# [What the task asks]
Return each line that holds the word "Smith".

# [Dataset rows]
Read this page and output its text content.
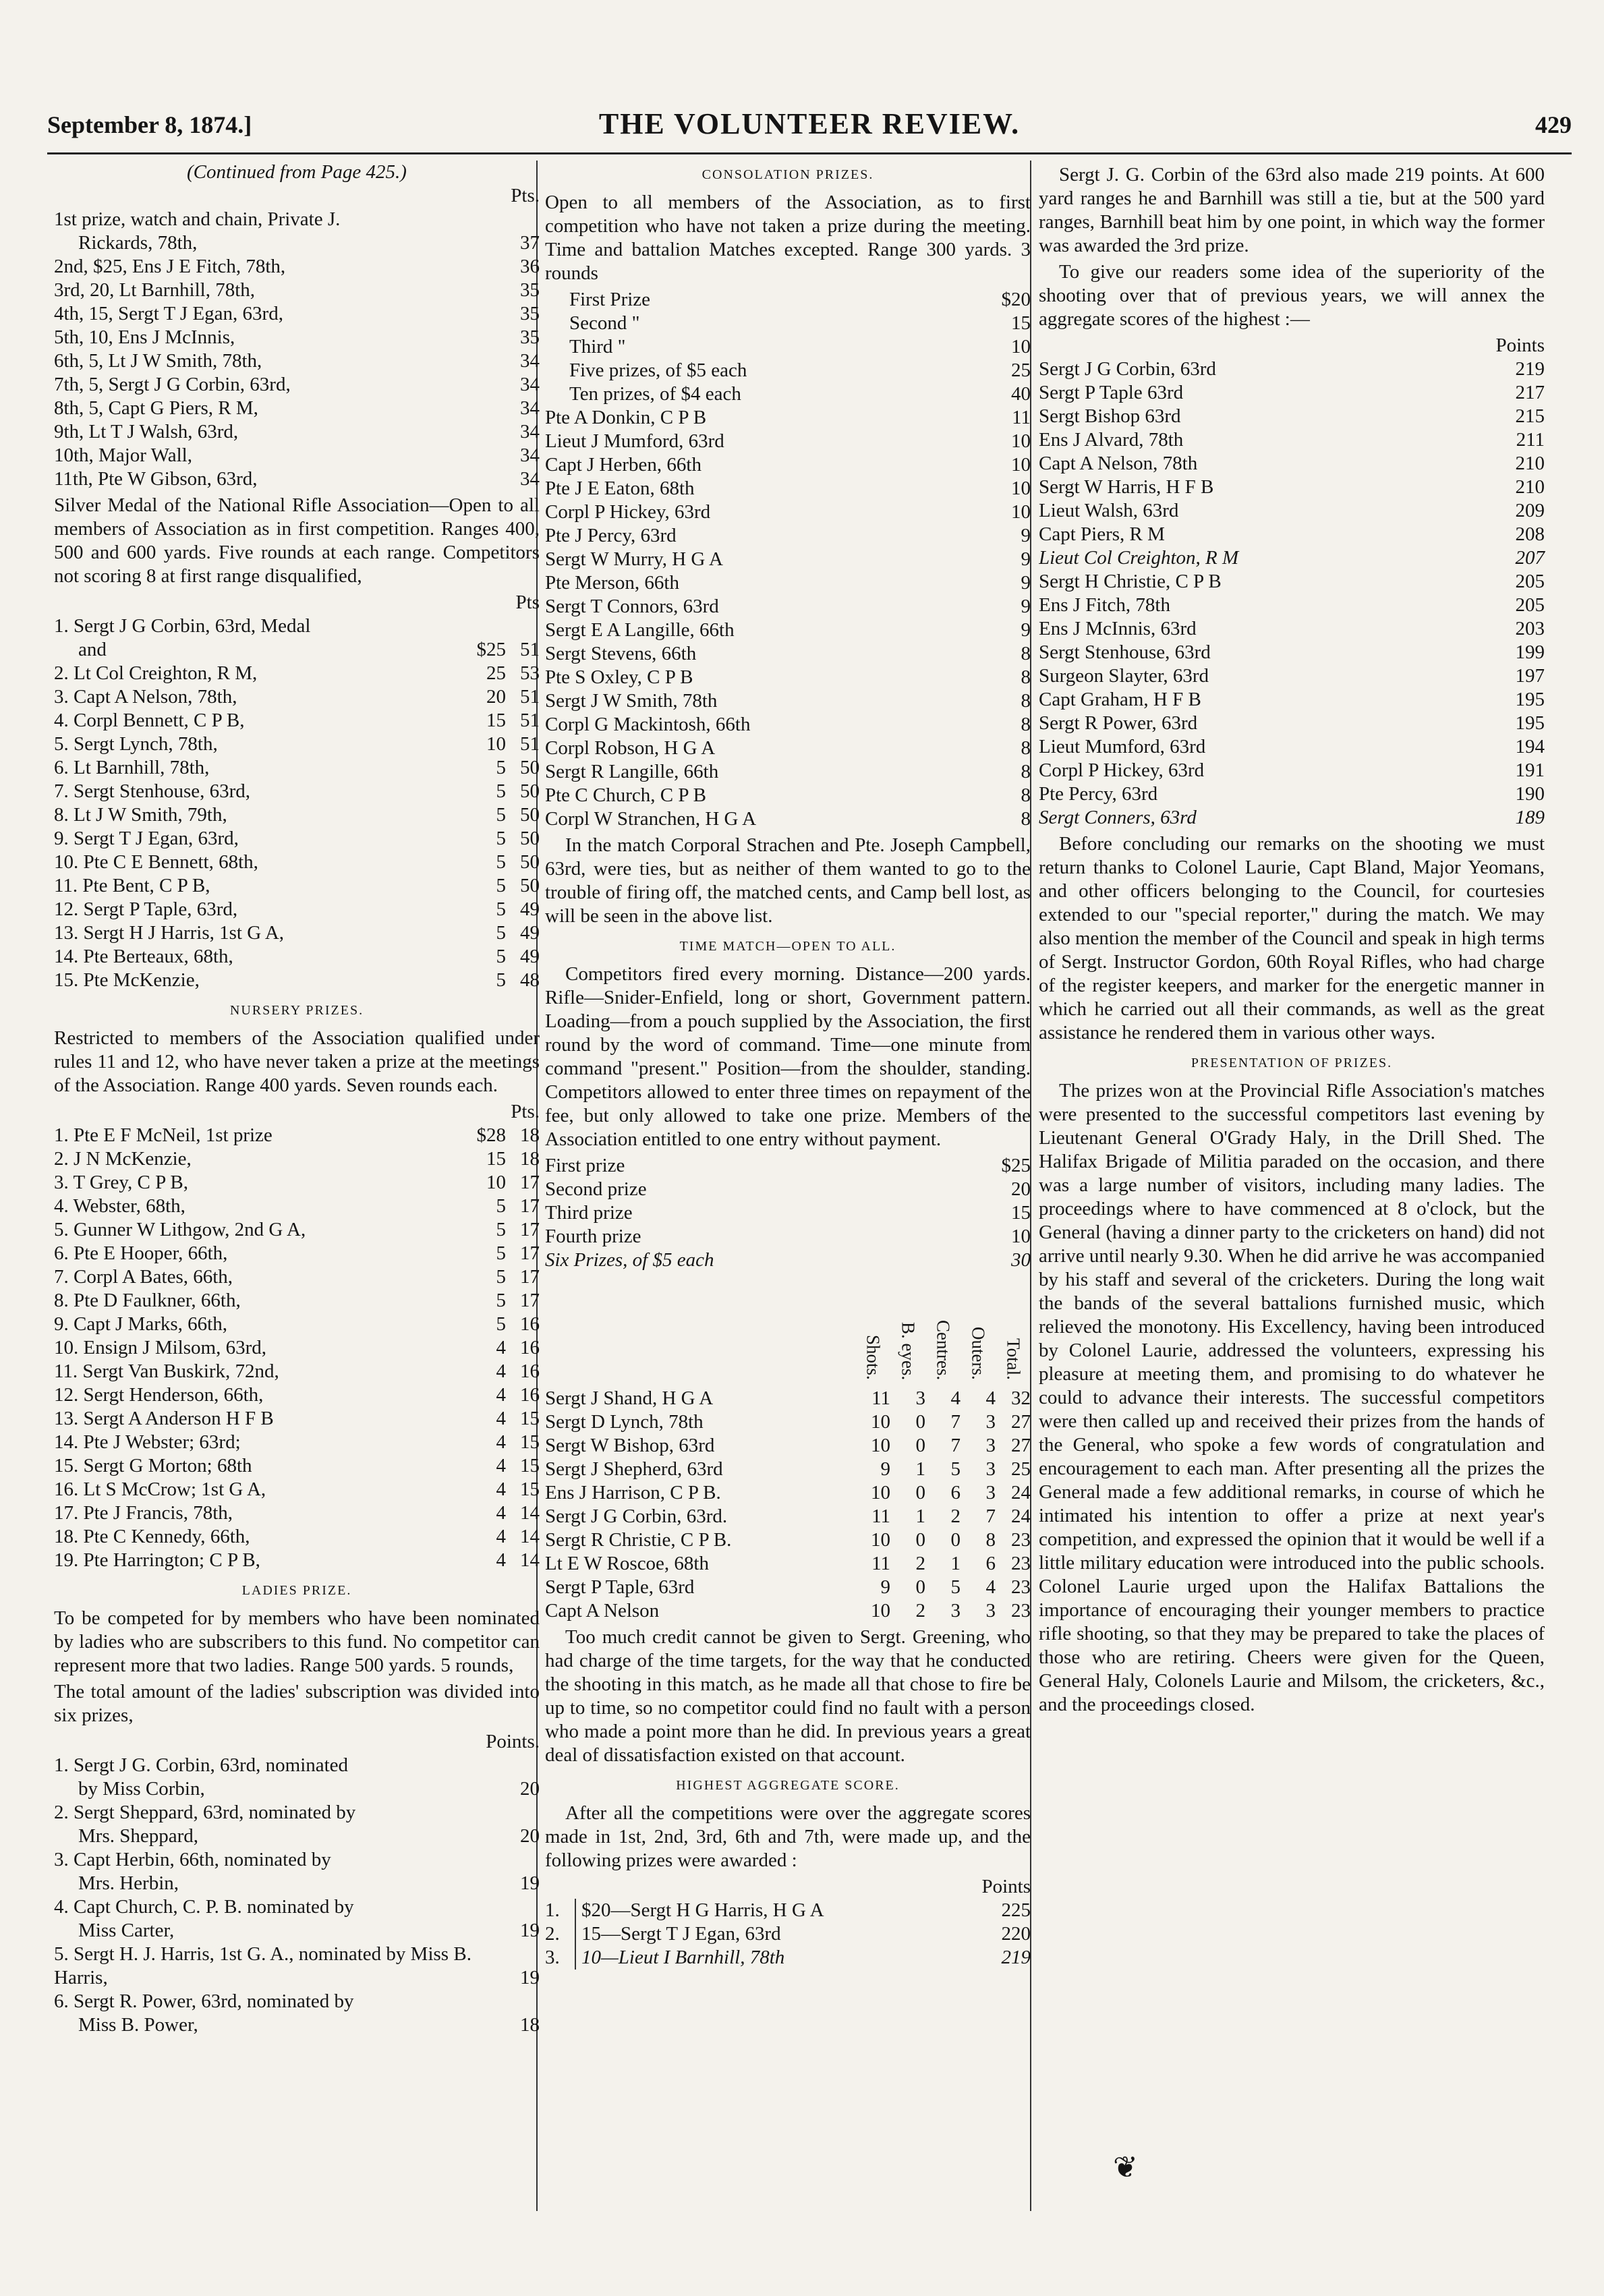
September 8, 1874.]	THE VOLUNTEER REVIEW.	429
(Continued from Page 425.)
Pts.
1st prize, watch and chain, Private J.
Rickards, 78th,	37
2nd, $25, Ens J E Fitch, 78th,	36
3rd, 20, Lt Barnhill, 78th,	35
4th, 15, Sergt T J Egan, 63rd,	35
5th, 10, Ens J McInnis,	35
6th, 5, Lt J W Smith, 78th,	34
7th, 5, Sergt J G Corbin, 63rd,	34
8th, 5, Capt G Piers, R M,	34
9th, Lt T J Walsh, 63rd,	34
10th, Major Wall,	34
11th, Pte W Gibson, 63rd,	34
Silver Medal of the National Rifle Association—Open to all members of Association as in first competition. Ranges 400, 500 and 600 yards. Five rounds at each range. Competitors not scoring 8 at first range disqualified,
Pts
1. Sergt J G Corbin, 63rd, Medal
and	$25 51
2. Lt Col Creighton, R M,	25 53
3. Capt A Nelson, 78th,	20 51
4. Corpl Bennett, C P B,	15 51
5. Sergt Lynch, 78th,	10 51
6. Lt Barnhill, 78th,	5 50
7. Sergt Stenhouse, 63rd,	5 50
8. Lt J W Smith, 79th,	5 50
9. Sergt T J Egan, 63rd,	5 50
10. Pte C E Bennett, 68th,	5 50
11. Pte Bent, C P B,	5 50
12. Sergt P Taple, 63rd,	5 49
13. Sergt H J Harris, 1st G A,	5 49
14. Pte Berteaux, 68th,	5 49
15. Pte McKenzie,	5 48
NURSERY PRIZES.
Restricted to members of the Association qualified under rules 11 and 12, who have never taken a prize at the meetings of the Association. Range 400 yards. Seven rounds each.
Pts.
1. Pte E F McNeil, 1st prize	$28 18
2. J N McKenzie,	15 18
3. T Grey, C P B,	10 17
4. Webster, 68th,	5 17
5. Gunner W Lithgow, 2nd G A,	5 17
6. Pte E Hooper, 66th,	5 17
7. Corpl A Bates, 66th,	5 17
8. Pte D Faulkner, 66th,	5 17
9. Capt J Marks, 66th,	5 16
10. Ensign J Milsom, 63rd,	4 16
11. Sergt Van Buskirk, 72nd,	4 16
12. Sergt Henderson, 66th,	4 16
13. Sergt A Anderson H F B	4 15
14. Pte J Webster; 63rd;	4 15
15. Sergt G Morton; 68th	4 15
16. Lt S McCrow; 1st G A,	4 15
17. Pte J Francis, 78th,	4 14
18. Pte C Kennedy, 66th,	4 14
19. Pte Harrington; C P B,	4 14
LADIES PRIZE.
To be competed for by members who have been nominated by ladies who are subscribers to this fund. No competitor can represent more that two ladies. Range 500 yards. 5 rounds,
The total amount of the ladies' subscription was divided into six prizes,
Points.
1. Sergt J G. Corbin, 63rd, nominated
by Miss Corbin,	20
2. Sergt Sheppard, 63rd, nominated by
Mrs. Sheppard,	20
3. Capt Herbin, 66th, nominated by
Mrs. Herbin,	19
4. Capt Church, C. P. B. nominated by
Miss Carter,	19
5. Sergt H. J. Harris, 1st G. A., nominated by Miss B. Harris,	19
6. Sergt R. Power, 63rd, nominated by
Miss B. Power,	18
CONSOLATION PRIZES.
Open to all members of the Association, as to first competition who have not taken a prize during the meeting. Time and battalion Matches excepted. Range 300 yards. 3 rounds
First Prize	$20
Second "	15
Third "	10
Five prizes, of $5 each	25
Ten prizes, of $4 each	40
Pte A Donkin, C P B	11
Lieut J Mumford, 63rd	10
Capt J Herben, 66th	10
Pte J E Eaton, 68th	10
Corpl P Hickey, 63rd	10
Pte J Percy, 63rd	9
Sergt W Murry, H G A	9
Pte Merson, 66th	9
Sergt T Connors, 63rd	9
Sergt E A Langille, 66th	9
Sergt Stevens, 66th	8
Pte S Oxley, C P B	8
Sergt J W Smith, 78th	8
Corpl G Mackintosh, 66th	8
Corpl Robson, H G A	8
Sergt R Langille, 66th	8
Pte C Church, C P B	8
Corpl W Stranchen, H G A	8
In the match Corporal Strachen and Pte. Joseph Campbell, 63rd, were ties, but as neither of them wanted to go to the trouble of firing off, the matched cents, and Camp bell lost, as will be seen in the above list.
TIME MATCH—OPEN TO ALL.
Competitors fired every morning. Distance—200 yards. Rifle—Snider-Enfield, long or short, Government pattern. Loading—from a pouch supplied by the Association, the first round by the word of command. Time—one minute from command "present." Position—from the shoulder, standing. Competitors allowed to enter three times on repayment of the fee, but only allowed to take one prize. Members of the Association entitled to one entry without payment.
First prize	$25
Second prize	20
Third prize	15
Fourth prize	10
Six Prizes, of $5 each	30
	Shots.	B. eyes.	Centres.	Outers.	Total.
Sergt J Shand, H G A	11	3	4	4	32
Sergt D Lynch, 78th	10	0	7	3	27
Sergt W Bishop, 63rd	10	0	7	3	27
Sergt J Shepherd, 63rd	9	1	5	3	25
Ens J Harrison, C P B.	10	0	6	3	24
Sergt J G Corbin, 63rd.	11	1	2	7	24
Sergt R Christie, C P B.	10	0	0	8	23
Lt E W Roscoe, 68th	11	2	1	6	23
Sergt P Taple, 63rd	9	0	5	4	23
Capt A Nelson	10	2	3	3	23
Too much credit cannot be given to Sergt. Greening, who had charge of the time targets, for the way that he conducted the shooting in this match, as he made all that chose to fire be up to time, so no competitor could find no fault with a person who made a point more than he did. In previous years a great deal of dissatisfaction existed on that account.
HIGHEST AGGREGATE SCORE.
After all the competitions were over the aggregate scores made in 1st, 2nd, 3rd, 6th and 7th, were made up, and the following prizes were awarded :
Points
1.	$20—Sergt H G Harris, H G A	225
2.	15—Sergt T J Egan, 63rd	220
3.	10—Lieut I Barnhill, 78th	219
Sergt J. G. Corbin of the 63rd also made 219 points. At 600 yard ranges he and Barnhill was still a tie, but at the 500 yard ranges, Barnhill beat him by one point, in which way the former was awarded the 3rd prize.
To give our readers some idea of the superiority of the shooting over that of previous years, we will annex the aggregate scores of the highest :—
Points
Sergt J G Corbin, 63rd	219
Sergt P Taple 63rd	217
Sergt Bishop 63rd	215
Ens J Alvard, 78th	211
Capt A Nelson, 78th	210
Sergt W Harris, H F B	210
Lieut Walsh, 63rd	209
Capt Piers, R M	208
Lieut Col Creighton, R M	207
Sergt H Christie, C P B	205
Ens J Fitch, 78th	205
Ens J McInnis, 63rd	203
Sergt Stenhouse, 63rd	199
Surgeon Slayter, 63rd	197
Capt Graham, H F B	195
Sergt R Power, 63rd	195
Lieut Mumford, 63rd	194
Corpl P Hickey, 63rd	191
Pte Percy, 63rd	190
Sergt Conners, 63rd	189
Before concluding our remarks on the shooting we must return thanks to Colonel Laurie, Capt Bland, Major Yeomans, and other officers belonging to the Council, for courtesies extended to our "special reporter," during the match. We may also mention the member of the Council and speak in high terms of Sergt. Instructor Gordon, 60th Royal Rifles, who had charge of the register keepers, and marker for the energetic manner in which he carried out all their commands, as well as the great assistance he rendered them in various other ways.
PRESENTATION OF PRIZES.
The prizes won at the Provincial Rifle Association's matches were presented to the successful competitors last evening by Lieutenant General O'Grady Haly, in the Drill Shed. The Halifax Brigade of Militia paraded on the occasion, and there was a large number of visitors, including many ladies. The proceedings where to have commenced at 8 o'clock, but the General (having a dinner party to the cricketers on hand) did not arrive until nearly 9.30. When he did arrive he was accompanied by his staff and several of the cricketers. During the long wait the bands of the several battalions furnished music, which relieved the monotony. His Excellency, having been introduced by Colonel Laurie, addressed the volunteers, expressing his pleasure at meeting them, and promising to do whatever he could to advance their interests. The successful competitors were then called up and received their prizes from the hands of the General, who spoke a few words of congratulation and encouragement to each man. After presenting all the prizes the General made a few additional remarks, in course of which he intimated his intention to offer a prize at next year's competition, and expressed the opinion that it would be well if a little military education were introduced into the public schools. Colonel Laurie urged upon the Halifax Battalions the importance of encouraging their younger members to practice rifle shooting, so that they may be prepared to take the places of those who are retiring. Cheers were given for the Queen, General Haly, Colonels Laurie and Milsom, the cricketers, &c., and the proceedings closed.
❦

* * *

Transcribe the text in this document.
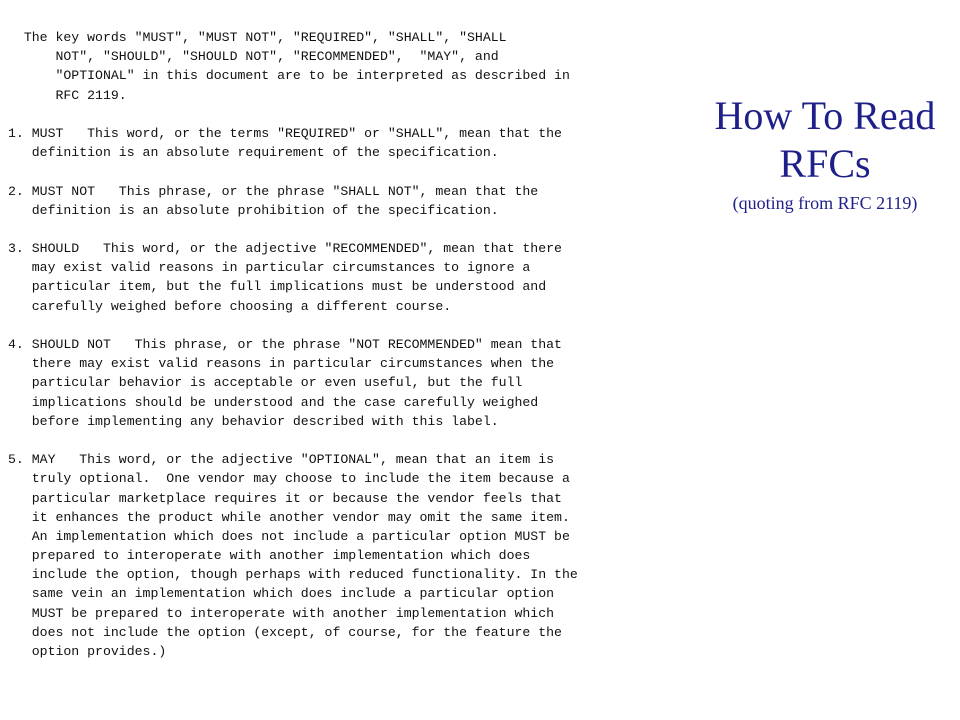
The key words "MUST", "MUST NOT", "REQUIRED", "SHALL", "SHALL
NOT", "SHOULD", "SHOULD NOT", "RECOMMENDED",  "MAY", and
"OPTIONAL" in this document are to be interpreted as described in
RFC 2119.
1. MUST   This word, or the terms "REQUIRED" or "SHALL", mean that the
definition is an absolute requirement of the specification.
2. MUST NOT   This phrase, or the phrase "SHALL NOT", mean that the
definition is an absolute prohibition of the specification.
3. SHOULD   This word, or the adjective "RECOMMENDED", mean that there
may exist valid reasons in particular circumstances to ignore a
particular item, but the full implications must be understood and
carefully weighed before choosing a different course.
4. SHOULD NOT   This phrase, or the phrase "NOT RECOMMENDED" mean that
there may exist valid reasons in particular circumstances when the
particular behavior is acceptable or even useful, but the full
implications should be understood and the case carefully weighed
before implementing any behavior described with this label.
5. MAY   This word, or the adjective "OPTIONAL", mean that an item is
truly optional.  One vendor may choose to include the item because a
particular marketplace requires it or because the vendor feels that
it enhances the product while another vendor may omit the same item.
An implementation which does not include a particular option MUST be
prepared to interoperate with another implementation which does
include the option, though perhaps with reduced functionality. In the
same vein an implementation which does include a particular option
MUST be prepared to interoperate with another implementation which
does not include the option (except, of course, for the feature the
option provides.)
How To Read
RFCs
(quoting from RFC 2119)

# [Task output]
6th, 5, Lt J W Smith, 78th,	34
8. Lt J W Smith, 79th,	5 50
Sergt J W Smith, 78th	8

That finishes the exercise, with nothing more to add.